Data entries
-------
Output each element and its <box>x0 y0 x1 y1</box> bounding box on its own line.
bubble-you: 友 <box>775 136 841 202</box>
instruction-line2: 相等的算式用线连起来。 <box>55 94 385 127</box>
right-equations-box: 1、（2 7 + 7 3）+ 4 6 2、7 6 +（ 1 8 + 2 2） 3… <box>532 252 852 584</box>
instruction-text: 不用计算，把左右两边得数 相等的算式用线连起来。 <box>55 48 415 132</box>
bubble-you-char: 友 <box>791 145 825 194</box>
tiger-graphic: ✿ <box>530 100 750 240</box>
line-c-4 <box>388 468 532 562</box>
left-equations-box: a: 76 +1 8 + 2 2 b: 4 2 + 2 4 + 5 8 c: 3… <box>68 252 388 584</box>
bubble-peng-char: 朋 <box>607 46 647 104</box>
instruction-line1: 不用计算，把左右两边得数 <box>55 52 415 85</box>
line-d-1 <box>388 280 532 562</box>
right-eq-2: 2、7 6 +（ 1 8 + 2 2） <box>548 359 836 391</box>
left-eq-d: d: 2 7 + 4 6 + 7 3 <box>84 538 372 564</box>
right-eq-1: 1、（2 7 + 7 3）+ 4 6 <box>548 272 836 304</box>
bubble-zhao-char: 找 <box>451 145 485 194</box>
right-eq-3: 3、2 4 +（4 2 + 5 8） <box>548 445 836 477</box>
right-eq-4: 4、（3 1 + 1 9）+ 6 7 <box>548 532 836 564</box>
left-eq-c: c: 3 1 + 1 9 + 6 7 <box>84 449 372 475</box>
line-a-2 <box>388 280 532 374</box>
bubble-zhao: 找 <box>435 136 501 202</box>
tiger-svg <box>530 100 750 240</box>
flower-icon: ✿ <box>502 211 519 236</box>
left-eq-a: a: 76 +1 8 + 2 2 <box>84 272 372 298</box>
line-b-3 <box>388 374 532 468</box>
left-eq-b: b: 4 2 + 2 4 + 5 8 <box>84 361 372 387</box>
-------
▶ PROMPT
Print every one of the lines above with no changes at all.

▶ EXERCISE SOLUTION
Output each element and its <box>x0 y0 x1 y1</box> bounding box on its own line.
bubble-you: 友 <box>775 136 841 202</box>
instruction-line2: 相等的算式用线连起来。 <box>55 94 385 127</box>
right-equations-box: 1、（2 7 + 7 3）+ 4 6 2、7 6 +（ 1 8 + 2 2） 3… <box>532 252 852 584</box>
instruction-text: 不用计算，把左右两边得数 相等的算式用线连起来。 <box>55 48 415 132</box>
bubble-you-char: 友 <box>791 145 825 194</box>
tiger-graphic: ✿ <box>530 100 750 240</box>
line-c-4 <box>388 468 532 562</box>
left-equations-box: a: 76 +1 8 + 2 2 b: 4 2 + 2 4 + 5 8 c: 3… <box>68 252 388 584</box>
bubble-peng-char: 朋 <box>607 46 647 104</box>
instruction-line1: 不用计算，把左右两边得数 <box>55 52 415 85</box>
line-d-1 <box>388 280 532 562</box>
right-eq-2: 2、7 6 +（ 1 8 + 2 2） <box>548 359 836 391</box>
left-eq-d: d: 2 7 + 4 6 + 7 3 <box>84 538 372 564</box>
right-eq-1: 1、（2 7 + 7 3）+ 4 6 <box>548 272 836 304</box>
bubble-zhao-char: 找 <box>451 145 485 194</box>
right-eq-3: 3、2 4 +（4 2 + 5 8） <box>548 445 836 477</box>
right-eq-4: 4、（3 1 + 1 9）+ 6 7 <box>548 532 836 564</box>
left-eq-c: c: 3 1 + 1 9 + 6 7 <box>84 449 372 475</box>
line-a-2 <box>388 280 532 374</box>
bubble-zhao: 找 <box>435 136 501 202</box>
tiger-svg <box>530 100 750 240</box>
flower-icon: ✿ <box>502 211 519 236</box>
left-eq-a: a: 76 +1 8 + 2 2 <box>84 272 372 298</box>
line-b-3 <box>388 374 532 468</box>
left-eq-b: b: 4 2 + 2 4 + 5 8 <box>84 361 372 387</box>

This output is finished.